SOURCE DATA:
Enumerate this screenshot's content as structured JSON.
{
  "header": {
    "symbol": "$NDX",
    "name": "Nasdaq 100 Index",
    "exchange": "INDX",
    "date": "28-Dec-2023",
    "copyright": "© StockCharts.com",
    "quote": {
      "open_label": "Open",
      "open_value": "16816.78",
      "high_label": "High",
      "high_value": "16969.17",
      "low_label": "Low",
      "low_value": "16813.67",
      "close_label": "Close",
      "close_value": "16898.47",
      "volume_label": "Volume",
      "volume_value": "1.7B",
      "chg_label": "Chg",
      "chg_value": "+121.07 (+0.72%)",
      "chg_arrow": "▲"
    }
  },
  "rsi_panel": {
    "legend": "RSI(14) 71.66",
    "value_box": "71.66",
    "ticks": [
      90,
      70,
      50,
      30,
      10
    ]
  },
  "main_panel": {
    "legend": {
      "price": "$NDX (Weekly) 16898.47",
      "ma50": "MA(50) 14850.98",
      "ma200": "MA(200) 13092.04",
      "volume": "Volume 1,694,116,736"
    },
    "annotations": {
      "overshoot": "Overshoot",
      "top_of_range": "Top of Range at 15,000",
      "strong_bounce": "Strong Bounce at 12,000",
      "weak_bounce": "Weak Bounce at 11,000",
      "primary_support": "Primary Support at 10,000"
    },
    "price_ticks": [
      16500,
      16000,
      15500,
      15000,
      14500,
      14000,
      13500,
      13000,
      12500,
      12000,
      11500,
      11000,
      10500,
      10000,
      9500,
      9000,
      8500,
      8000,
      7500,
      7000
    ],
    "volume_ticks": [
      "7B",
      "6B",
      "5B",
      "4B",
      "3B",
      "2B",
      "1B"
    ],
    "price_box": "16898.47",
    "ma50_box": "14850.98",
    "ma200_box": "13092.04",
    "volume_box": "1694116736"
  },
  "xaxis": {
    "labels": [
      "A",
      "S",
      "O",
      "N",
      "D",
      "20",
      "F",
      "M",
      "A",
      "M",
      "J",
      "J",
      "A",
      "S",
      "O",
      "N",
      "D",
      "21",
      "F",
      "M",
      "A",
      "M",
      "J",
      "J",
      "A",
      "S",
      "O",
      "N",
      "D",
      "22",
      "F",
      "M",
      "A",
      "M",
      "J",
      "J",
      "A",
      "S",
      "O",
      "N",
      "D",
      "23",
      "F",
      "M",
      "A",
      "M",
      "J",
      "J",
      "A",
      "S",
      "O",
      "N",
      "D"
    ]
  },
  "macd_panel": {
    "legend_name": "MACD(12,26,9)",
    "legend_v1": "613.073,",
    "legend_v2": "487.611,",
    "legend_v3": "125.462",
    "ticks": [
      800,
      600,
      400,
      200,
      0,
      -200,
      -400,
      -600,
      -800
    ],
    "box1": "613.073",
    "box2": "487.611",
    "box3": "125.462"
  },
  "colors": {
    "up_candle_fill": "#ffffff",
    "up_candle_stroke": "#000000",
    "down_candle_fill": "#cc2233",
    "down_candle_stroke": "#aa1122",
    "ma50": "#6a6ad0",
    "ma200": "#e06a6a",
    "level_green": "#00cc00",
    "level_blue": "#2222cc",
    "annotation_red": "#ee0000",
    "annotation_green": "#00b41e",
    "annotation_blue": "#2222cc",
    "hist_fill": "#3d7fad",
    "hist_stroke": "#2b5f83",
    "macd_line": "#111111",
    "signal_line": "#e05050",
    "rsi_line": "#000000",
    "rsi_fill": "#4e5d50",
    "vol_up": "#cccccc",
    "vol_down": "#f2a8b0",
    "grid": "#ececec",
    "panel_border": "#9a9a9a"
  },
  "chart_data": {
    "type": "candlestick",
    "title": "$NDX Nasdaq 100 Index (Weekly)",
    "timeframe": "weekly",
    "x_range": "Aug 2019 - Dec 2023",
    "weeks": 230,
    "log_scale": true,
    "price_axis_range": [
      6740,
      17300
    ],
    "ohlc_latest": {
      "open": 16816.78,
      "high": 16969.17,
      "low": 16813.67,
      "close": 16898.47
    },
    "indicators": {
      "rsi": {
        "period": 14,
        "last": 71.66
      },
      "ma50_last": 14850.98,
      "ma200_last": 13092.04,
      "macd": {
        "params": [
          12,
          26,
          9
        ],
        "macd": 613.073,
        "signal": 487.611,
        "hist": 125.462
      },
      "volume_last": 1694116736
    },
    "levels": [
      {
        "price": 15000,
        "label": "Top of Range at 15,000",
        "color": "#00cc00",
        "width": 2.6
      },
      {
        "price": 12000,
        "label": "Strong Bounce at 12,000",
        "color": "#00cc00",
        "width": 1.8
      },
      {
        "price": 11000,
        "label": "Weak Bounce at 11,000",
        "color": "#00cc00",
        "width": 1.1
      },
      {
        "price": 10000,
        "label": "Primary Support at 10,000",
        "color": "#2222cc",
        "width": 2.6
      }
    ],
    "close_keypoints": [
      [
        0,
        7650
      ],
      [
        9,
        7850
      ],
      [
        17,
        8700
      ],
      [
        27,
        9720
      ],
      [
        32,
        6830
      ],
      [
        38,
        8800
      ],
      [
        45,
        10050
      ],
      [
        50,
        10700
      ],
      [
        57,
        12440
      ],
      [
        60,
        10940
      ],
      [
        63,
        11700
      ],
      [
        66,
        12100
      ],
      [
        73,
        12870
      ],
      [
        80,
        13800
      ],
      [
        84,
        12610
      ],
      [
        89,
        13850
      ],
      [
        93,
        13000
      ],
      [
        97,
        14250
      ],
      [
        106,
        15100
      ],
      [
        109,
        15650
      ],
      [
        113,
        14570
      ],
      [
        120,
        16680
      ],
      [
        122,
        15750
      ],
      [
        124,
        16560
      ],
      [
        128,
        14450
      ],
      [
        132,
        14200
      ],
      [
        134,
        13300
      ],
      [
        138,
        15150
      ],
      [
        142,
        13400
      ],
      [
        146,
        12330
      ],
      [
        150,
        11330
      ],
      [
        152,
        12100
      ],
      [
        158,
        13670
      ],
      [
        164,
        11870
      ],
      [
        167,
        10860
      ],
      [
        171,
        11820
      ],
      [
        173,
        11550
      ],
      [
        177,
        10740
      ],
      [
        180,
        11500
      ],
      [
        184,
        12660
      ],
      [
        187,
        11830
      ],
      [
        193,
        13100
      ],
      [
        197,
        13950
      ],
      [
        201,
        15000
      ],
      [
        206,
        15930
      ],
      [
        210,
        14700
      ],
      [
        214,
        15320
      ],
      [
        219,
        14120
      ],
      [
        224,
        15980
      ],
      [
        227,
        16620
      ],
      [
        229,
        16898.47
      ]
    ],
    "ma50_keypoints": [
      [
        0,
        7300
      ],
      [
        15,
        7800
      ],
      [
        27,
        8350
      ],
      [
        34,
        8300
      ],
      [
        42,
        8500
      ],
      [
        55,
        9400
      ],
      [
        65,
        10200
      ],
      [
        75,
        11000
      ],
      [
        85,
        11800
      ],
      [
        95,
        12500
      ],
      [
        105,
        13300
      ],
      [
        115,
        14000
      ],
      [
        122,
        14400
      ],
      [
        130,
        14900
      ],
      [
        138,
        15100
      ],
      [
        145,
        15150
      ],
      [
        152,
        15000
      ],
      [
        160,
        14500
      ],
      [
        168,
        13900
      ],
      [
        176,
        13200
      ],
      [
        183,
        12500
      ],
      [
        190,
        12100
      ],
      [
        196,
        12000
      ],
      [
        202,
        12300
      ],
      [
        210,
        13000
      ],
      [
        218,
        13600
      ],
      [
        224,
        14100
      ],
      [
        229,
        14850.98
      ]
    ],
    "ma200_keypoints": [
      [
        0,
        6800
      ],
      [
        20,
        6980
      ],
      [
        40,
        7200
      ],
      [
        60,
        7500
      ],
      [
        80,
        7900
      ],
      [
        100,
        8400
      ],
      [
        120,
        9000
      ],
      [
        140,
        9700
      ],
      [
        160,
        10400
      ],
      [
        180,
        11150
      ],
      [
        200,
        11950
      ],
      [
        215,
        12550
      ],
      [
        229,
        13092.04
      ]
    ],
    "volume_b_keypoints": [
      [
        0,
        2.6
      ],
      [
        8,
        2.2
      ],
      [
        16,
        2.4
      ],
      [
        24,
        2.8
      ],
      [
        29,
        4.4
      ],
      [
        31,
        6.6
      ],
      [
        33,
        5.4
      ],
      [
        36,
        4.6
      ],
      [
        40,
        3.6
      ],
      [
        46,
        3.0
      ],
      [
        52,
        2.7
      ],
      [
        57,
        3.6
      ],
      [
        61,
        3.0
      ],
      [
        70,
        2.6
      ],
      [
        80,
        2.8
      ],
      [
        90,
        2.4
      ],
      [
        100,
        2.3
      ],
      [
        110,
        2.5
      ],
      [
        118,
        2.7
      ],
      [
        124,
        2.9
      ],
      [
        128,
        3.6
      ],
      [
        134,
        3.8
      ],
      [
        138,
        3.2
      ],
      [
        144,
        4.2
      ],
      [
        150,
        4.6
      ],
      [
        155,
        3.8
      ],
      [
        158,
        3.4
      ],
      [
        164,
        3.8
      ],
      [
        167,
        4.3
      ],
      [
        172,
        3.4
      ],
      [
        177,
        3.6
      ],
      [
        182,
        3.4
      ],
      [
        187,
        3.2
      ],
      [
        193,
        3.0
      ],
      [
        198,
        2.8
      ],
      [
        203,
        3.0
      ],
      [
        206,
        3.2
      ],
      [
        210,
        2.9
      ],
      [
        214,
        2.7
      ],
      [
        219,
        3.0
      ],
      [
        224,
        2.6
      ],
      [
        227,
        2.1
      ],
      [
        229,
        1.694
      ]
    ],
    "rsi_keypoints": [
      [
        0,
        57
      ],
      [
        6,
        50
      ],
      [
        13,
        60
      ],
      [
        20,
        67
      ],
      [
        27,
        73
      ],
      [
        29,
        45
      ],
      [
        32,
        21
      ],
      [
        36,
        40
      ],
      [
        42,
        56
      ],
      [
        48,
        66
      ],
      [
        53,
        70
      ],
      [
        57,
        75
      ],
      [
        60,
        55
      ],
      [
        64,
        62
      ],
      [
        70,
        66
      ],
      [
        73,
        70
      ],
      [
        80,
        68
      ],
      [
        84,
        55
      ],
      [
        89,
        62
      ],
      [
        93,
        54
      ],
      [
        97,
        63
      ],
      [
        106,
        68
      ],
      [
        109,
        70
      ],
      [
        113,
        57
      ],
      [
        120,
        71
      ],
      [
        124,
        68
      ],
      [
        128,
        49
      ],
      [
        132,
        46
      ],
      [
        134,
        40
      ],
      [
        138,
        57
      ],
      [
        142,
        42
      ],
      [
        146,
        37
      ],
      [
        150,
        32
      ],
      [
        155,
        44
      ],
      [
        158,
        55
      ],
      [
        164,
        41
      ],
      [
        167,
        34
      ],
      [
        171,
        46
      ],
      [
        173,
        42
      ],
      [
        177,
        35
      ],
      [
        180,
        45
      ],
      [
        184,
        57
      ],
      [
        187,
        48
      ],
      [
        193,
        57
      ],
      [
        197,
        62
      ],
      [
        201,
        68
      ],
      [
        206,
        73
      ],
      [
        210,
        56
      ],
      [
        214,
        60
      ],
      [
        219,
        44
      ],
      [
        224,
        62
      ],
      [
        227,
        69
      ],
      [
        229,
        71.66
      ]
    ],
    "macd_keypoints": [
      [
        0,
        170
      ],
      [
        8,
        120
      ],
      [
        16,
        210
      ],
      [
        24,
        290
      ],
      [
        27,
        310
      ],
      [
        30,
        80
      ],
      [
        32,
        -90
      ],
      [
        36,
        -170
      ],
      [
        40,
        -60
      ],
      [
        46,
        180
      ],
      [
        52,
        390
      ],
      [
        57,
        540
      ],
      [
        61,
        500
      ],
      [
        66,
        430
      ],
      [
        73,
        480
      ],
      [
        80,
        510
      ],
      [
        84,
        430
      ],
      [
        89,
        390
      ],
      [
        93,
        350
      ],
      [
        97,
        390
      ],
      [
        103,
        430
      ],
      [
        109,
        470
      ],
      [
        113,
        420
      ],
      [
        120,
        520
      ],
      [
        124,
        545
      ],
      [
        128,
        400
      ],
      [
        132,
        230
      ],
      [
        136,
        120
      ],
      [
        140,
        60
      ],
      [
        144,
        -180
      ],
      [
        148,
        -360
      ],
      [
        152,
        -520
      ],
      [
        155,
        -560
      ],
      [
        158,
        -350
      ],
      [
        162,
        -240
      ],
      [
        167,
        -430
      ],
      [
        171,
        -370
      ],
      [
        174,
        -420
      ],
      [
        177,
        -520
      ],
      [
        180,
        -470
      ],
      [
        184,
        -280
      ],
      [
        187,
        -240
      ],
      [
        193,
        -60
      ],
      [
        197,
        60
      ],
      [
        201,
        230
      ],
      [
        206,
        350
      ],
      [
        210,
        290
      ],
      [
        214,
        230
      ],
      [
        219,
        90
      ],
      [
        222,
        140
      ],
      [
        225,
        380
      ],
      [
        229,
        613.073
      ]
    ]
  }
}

PROBLEM: Scan the material above. Extract every line in which the word "Weak" occurs.

EXERCISE OUTPUT:
      "weak_bounce": "Weak Bounce at 11,000",
        "label": "Weak Bounce at 11,000",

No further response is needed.